%%
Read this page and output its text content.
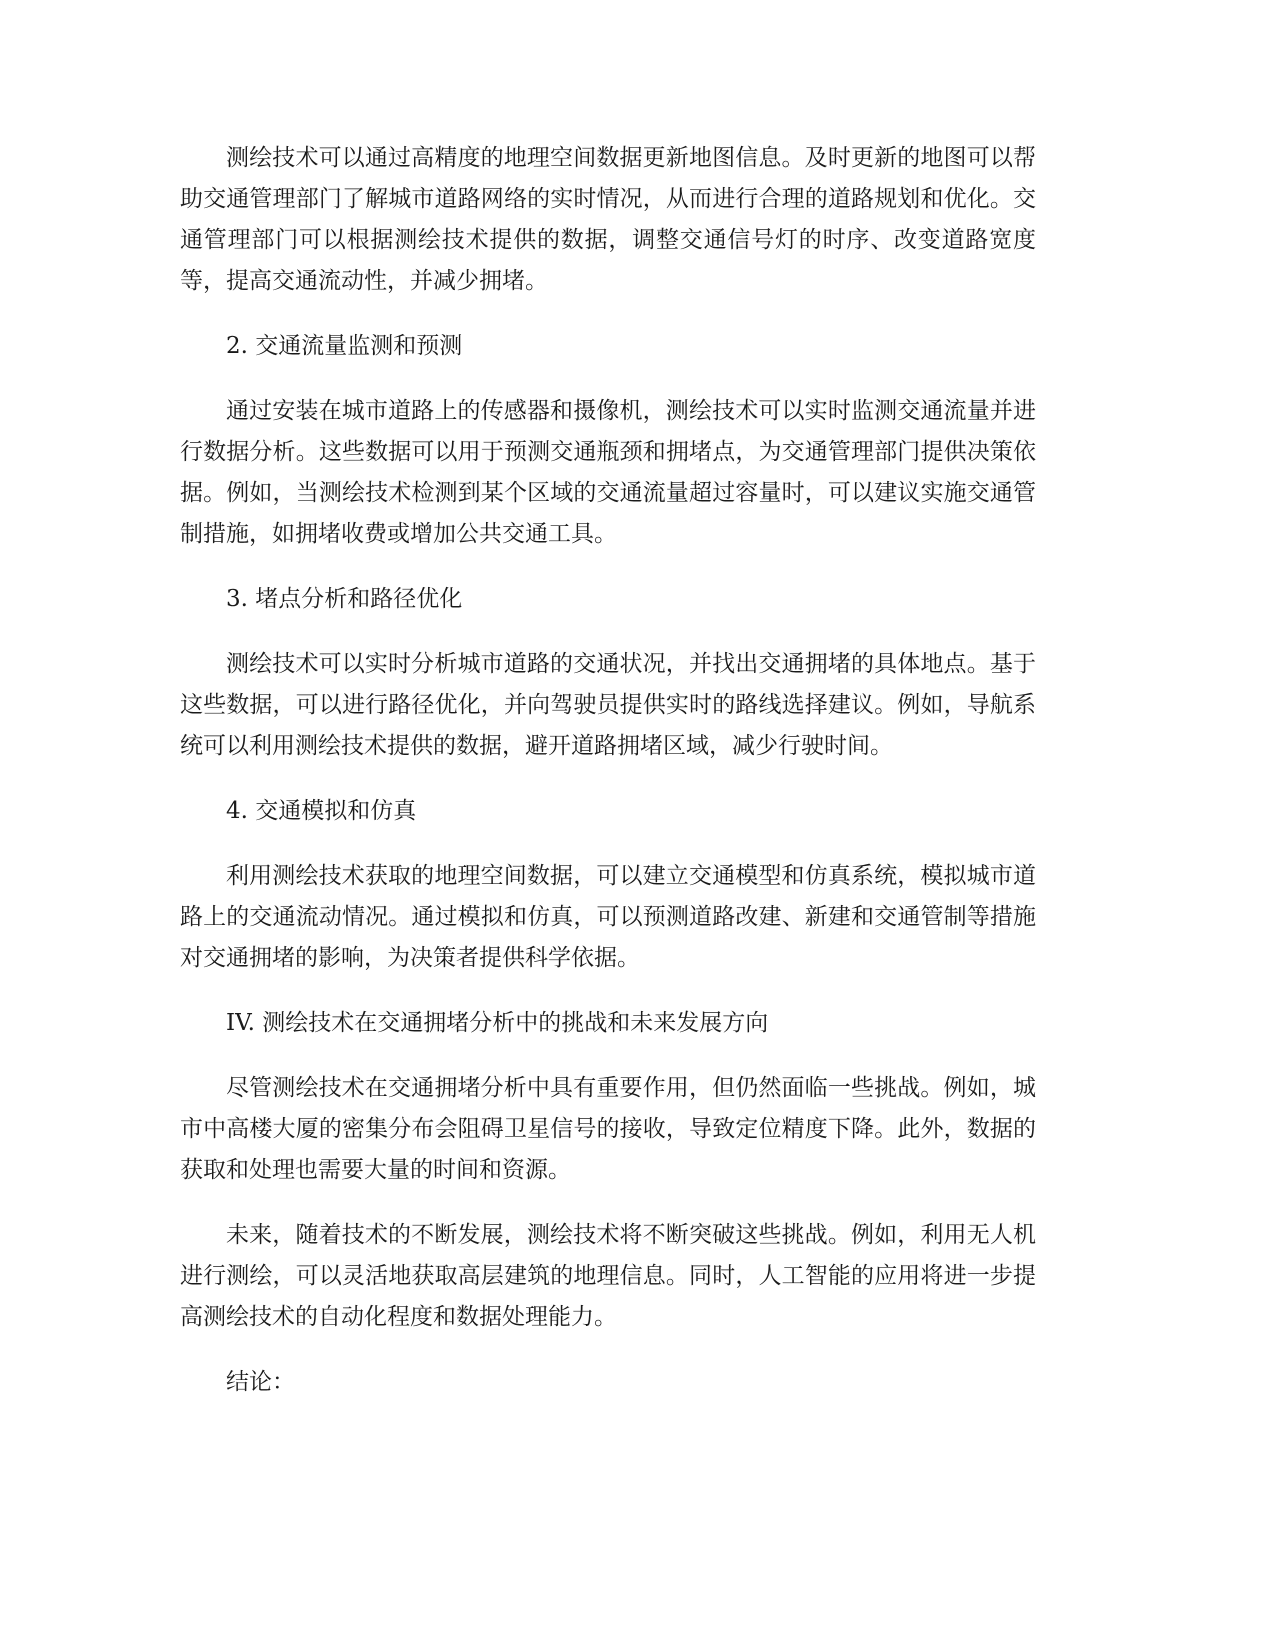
测绘技术可以通过高精度的地理空间数据更新地图信息。及时更新的地图可以帮助交通管理部门了解城市道路网络的实时情况，从而进行合理的道路规划和优化。交通管理部门可以根据测绘技术提供的数据，调整交通信号灯的时序、改变道路宽度等，提高交通流动性，并减少拥堵。

2. 交通流量监测和预测

通过安装在城市道路上的传感器和摄像机，测绘技术可以实时监测交通流量并进行数据分析。这些数据可以用于预测交通瓶颈和拥堵点，为交通管理部门提供决策依据。例如，当测绘技术检测到某个区域的交通流量超过容量时，可以建议实施交通管制措施，如拥堵收费或增加公共交通工具。

3. 堵点分析和路径优化

测绘技术可以实时分析城市道路的交通状况，并找出交通拥堵的具体地点。基于这些数据，可以进行路径优化，并向驾驶员提供实时的路线选择建议。例如，导航系统可以利用测绘技术提供的数据，避开道路拥堵区域，减少行驶时间。

4. 交通模拟和仿真

利用测绘技术获取的地理空间数据，可以建立交通模型和仿真系统，模拟城市道路上的交通流动情况。通过模拟和仿真，可以预测道路改建、新建和交通管制等措施对交通拥堵的影响，为决策者提供科学依据。

IV. 测绘技术在交通拥堵分析中的挑战和未来发展方向

尽管测绘技术在交通拥堵分析中具有重要作用，但仍然面临一些挑战。例如，城市中高楼大厦的密集分布会阻碍卫星信号的接收，导致定位精度下降。此外，数据的获取和处理也需要大量的时间和资源。

未来，随着技术的不断发展，测绘技术将不断突破这些挑战。例如，利用无人机进行测绘，可以灵活地获取高层建筑的地理信息。同时，人工智能的应用将进一步提高测绘技术的自动化程度和数据处理能力。

结论：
%%
STATED PROBLEM:
The records above should be reproduced exactly, with no pictures included.

REPLY TO THE TASK:
Read this page and output its text content.
测绘技术可以通过高精度的地理空间数据更新地图信息。及时更新的地图可以帮助交通管理部门了解城市道路网络的实时情况，从而进行合理的道路规划和优化。交通管理部门可以根据测绘技术提供的数据，调整交通信号灯的时序、改变道路宽度等，提高交通流动性，并减少拥堵。

2. 交通流量监测和预测

通过安装在城市道路上的传感器和摄像机，测绘技术可以实时监测交通流量并进行数据分析。这些数据可以用于预测交通瓶颈和拥堵点，为交通管理部门提供决策依据。例如，当测绘技术检测到某个区域的交通流量超过容量时，可以建议实施交通管制措施，如拥堵收费或增加公共交通工具。

3. 堵点分析和路径优化

测绘技术可以实时分析城市道路的交通状况，并找出交通拥堵的具体地点。基于这些数据，可以进行路径优化，并向驾驶员提供实时的路线选择建议。例如，导航系统可以利用测绘技术提供的数据，避开道路拥堵区域，减少行驶时间。

4. 交通模拟和仿真

利用测绘技术获取的地理空间数据，可以建立交通模型和仿真系统，模拟城市道路上的交通流动情况。通过模拟和仿真，可以预测道路改建、新建和交通管制等措施对交通拥堵的影响，为决策者提供科学依据。

IV. 测绘技术在交通拥堵分析中的挑战和未来发展方向

尽管测绘技术在交通拥堵分析中具有重要作用，但仍然面临一些挑战。例如，城市中高楼大厦的密集分布会阻碍卫星信号的接收，导致定位精度下降。此外，数据的获取和处理也需要大量的时间和资源。

未来，随着技术的不断发展，测绘技术将不断突破这些挑战。例如，利用无人机进行测绘，可以灵活地获取高层建筑的地理信息。同时，人工智能的应用将进一步提高测绘技术的自动化程度和数据处理能力。

结论：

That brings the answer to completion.